====== Given records
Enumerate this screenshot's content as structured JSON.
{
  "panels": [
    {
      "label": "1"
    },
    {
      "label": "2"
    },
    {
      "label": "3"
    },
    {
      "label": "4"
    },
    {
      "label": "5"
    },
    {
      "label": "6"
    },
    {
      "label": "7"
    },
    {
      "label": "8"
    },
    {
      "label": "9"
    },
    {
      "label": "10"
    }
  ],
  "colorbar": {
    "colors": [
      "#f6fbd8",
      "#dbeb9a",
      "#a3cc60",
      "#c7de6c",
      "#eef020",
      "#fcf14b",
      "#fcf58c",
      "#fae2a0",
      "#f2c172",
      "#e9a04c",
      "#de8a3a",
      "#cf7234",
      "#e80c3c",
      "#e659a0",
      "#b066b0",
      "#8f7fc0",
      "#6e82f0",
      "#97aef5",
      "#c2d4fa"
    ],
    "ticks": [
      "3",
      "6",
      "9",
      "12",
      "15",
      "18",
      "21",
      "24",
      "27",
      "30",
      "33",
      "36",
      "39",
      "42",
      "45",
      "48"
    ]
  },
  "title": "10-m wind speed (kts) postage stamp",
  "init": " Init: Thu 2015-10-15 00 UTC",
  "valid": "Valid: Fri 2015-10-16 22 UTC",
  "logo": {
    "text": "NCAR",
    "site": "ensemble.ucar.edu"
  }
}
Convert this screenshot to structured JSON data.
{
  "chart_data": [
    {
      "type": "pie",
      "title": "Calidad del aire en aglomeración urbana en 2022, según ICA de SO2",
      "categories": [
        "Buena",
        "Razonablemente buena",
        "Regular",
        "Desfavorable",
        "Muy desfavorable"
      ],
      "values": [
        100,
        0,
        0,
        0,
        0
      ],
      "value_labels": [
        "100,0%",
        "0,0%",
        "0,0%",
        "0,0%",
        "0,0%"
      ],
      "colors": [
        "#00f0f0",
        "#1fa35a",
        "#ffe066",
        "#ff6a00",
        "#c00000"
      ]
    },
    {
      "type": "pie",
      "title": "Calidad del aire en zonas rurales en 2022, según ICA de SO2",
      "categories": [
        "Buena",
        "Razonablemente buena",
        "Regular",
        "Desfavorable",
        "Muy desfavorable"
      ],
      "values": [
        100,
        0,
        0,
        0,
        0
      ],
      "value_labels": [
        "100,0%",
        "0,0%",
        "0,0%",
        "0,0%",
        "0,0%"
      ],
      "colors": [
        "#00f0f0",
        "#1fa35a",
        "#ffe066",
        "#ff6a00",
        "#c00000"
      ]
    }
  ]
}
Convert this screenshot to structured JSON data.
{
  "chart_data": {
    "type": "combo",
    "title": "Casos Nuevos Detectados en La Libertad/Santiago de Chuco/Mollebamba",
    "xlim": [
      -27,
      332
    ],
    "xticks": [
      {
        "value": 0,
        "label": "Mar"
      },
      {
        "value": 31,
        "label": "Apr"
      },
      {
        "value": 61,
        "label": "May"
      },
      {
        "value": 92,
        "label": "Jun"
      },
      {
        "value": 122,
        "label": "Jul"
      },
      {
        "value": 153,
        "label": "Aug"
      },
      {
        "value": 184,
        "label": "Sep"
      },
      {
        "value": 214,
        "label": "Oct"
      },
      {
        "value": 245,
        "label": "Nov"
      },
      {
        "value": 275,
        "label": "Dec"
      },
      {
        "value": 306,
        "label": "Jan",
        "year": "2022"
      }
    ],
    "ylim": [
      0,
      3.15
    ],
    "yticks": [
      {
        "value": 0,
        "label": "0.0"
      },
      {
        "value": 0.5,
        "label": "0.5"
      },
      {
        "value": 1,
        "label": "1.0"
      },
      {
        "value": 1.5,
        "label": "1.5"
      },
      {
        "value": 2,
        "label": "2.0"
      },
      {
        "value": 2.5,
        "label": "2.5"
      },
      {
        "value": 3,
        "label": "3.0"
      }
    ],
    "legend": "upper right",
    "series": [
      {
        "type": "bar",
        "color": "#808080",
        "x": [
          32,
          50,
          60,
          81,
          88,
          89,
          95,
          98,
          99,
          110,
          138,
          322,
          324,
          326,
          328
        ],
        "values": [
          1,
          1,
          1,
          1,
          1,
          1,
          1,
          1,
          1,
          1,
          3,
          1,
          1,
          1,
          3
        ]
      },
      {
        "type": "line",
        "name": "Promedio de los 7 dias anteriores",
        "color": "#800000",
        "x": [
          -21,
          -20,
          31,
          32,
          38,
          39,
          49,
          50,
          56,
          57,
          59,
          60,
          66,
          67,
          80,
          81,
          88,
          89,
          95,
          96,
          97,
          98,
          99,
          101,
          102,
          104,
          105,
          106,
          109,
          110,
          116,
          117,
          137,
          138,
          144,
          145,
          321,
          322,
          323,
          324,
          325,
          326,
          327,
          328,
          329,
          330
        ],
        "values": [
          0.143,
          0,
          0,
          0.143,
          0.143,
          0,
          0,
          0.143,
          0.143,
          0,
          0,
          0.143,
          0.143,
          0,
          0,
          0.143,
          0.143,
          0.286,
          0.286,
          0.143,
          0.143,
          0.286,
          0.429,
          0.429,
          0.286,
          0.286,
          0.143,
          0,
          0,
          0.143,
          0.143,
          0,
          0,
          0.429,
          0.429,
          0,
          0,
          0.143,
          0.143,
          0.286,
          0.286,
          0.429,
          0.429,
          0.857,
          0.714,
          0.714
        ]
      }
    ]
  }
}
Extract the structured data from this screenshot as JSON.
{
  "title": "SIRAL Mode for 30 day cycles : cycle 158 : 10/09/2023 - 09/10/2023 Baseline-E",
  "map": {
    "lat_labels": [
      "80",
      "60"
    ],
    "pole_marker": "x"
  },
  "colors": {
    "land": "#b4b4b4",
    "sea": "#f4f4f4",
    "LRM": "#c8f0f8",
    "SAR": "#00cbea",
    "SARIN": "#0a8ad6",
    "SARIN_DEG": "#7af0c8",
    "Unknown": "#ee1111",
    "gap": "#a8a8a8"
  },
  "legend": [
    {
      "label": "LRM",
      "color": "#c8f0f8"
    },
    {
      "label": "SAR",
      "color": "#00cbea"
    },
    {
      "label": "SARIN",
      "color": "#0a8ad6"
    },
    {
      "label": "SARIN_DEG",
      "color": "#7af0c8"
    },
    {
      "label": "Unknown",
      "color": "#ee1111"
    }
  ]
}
============
_Problem description:_ Copy every line that contains the string "type".

_Full output:_
      "type": "pie",
      "type": "pie",
    "type": "combo",
        "type": "bar",
        "type": "line",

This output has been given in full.